Task prompt>
Could you copy out every row below word for word, leaving the pictures out?
— START —
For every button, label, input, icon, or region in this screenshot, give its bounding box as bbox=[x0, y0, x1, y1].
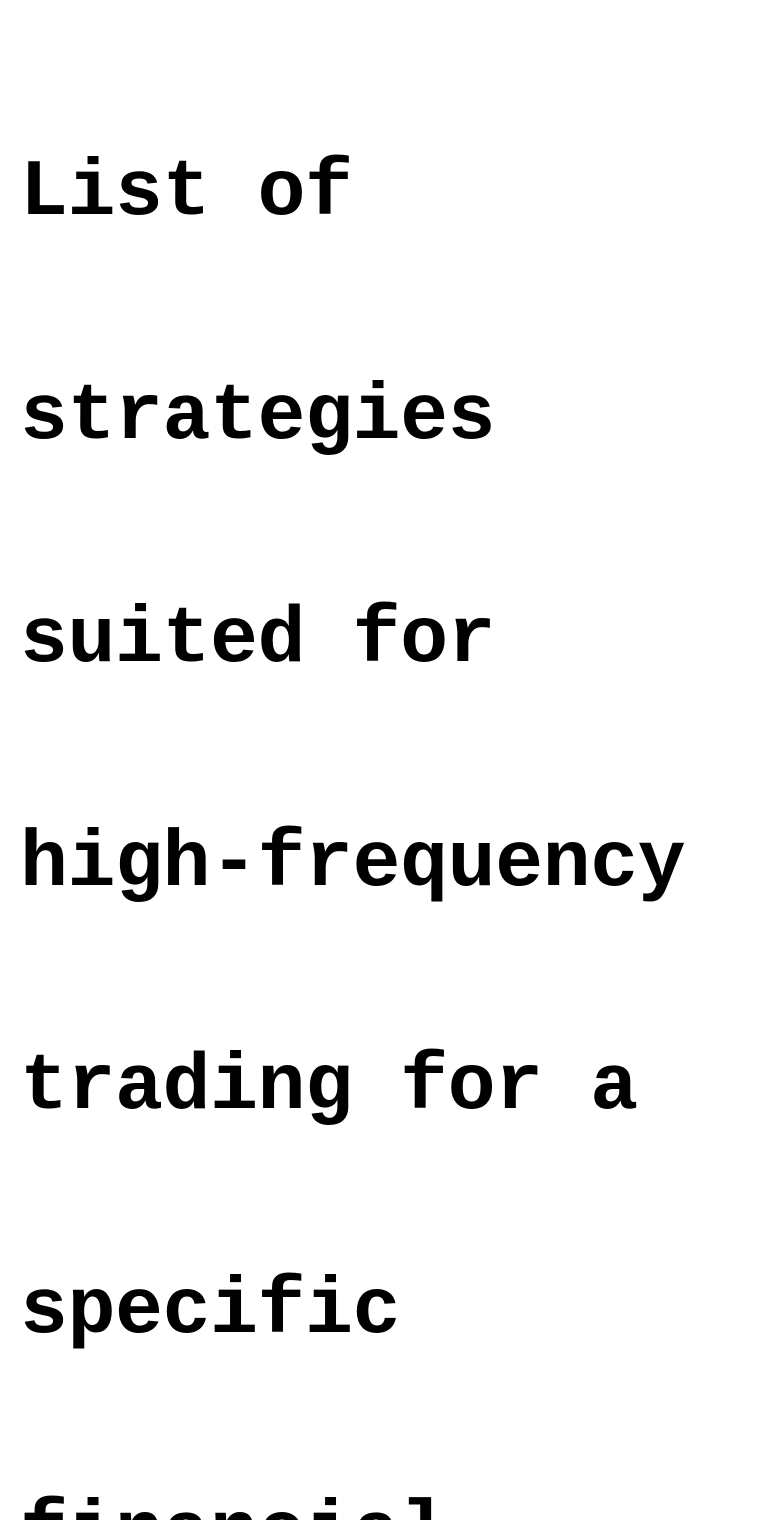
heading-line: specific bbox=[20, 1265, 401, 1357]
heading-line: trading for a bbox=[20, 1042, 638, 1133]
heading-line: financial bbox=[20, 1495, 750, 1520]
heading-line: high-frequency bbox=[20, 818, 686, 910]
document-body: List of strategies suited for high-frequ… bbox=[20, 8, 750, 1520]
heading-line: suited for bbox=[20, 595, 496, 686]
heading-line: List of bbox=[20, 148, 353, 239]
heading-line: strategies bbox=[20, 371, 496, 463]
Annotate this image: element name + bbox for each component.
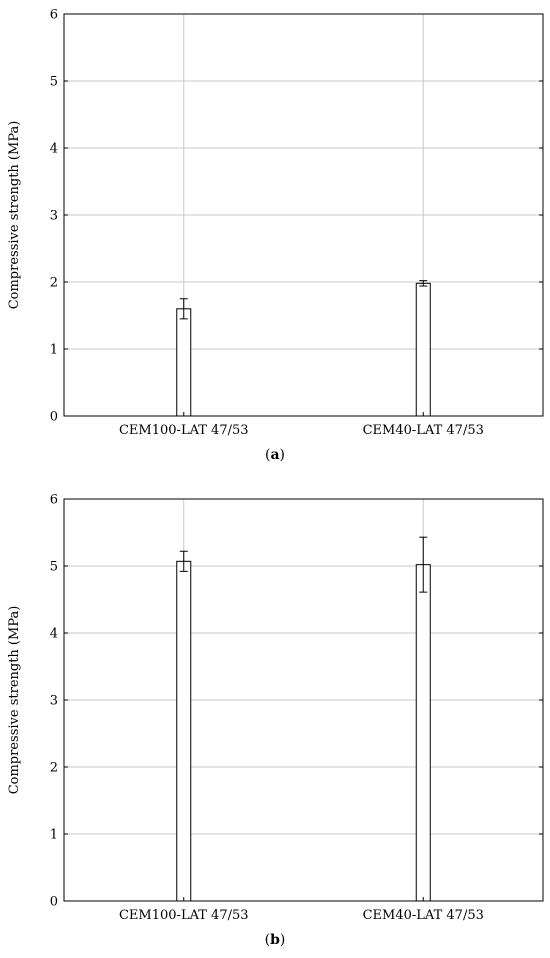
bar-a-1 [415,282,431,417]
caption-a: (a) [264,447,285,463]
y-tick-label-a: 2 [50,276,58,291]
x-tick-label-a-0: CEM100-LAT 47/53 [119,423,249,438]
y-tick-label-b: 4 [50,627,58,642]
y-tick-label-b: 0 [50,895,58,910]
bar-b-0 [176,560,192,902]
y-tick-label-b: 5 [50,560,58,575]
y-tick-label-a: 6 [50,8,58,23]
y-axis-title-b: Compressive strength (MPa) [7,606,22,795]
y-tick-label-b: 3 [50,694,58,709]
y-tick-label-b: 2 [50,761,58,776]
bar-a-0 [176,308,192,417]
y-tick-label-b: 6 [50,493,58,508]
x-tick-label-b-0: CEM100-LAT 47/53 [119,908,249,923]
x-tick-label-b-1: CEM40-LAT 47/53 [363,908,484,923]
y-tick-label-a: 3 [50,209,58,224]
y-tick-label-a: 5 [50,75,58,90]
chart-panel-a: 0 1 2 3 4 5 6 CEM100-LAT 47/53 CEM40-LAT 47/53 Co… [0,0,550,470]
bar-b-1 [415,564,431,902]
y-tick-label-a: 0 [50,410,58,425]
bar-chart-a: 0 1 2 3 4 5 6 CEM100-LAT 47/53 CEM40-LAT 47/53 Co… [7,8,544,438]
caption-letter-a: a [270,447,280,463]
x-tick-label-a-1: CEM40-LAT 47/53 [363,423,484,438]
y-tick-label-a: 1 [50,343,58,358]
y-tick-label-b: 1 [50,828,58,843]
caption-b: (b) [264,932,286,948]
chart-panel-b: 0 1 2 3 4 5 6 CEM100-LAT 47/53 CEM40-LAT 47/53 Co… [0,485,550,958]
caption-letter-b: b [270,932,280,948]
y-axis-title-a: Compressive strength (MPa) [7,121,22,310]
y-tick-label-a: 4 [50,142,58,157]
bar-chart-b: 0 1 2 3 4 5 6 CEM100-LAT 47/53 CEM40-LAT 47/53 Co… [7,493,544,923]
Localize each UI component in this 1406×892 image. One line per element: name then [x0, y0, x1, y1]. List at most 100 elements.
— END —
Response to the task>
For every button, label, input, icon, or region in this screenshot, give its bounding box as bbox=[x0, y0, x1, y1].
heading-line: specific bbox=[20, 1265, 401, 1357]
heading-line: trading for a bbox=[20, 1042, 638, 1133]
heading-line: financial bbox=[20, 1495, 750, 1520]
heading-line: high-frequency bbox=[20, 818, 686, 910]
document-body: List of strategies suited for high-frequ… bbox=[20, 8, 750, 1520]
heading-line: suited for bbox=[20, 595, 496, 686]
heading-line: List of bbox=[20, 148, 353, 239]
heading-line: strategies bbox=[20, 371, 496, 463]
Annotate this image: element name + bbox for each component.
bar-a-1 [415,282,431,417]
caption-a: (a) [264,447,285,463]
y-tick-label-a: 2 [50,276,58,291]
x-tick-label-a-0: CEM100-LAT 47/53 [119,423,249,438]
y-tick-label-b: 4 [50,627,58,642]
y-tick-label-b: 0 [50,895,58,910]
bar-b-0 [176,560,192,902]
y-tick-label-b: 5 [50,560,58,575]
y-tick-label-a: 6 [50,8,58,23]
y-axis-title-b: Compressive strength (MPa) [7,606,22,795]
y-tick-label-b: 3 [50,694,58,709]
y-tick-label-b: 2 [50,761,58,776]
bar-a-0 [176,308,192,417]
y-tick-label-b: 6 [50,493,58,508]
x-tick-label-b-0: CEM100-LAT 47/53 [119,908,249,923]
x-tick-label-b-1: CEM40-LAT 47/53 [363,908,484,923]
y-tick-label-a: 3 [50,209,58,224]
y-tick-label-a: 5 [50,75,58,90]
chart-panel-a: 0 1 2 3 4 5 6 CEM100-LAT 47/53 CEM40-LAT 47/53 Co… [0,0,550,470]
bar-b-1 [415,564,431,902]
y-tick-label-a: 0 [50,410,58,425]
bar-chart-a: 0 1 2 3 4 5 6 CEM100-LAT 47/53 CEM40-LAT 47/53 Co… [7,8,544,438]
caption-letter-a: a [270,447,280,463]
x-tick-label-a-1: CEM40-LAT 47/53 [363,423,484,438]
y-tick-label-a: 1 [50,343,58,358]
y-tick-label-b: 1 [50,828,58,843]
caption-b: (b) [264,932,286,948]
chart-panel-b: 0 1 2 3 4 5 6 CEM100-LAT 47/53 CEM40-LAT 47/53 Co… [0,485,550,958]
caption-letter-b: b [270,932,280,948]
y-axis-title-a: Compressive strength (MPa) [7,121,22,310]
y-tick-label-a: 4 [50,142,58,157]
bar-chart-b: 0 1 2 3 4 5 6 CEM100-LAT 47/53 CEM40-LAT 47/53 Co… [7,493,544,923]
Localize each UI component in this 1406×892 image. One line per element: name then [x0, y0, x1, y1]. List at most 100 elements.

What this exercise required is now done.